**Written request**
All lines in the data bearing the string "JSON" should be identified and copied.

**The data**
-- Begin --
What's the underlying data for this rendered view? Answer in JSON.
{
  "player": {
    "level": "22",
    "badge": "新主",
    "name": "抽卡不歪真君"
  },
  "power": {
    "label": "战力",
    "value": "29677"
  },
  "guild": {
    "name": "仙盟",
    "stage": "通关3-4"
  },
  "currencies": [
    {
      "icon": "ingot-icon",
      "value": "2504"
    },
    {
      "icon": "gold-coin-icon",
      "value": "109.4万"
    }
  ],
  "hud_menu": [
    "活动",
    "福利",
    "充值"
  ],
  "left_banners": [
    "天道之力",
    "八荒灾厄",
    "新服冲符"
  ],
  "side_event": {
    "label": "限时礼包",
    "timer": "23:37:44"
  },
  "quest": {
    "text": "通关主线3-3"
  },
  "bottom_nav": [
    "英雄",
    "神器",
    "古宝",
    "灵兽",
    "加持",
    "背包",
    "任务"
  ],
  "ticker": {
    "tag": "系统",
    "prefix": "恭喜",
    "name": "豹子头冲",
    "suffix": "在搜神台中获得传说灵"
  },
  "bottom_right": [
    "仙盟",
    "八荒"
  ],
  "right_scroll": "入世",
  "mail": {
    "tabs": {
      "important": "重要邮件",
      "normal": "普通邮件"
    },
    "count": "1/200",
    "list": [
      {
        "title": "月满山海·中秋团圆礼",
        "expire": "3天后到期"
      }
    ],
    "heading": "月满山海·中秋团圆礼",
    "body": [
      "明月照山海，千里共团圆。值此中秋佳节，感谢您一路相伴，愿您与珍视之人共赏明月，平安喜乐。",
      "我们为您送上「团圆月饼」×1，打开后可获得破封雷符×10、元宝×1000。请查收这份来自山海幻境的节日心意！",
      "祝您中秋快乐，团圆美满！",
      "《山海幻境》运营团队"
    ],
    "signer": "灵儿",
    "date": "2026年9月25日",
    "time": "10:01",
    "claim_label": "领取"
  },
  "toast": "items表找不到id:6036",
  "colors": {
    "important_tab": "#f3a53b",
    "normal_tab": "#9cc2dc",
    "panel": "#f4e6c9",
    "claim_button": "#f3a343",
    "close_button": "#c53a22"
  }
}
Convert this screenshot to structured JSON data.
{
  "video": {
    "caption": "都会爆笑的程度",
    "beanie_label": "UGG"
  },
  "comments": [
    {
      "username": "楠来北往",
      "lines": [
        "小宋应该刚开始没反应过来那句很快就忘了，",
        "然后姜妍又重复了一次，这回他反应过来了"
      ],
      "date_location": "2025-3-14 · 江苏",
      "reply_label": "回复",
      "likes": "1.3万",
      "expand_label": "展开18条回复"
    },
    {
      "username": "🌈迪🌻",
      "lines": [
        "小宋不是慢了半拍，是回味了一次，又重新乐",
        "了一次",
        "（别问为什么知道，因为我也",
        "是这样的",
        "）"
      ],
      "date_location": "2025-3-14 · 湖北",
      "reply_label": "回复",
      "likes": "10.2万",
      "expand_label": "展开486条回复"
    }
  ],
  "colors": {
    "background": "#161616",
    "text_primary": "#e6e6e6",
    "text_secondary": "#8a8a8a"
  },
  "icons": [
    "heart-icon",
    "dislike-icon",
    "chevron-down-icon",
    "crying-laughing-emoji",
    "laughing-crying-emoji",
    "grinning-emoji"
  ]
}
-- End --
**Task solution**
What's the underlying data for this rendered view? Answer in JSON.
Convert this screenshot to structured JSON data.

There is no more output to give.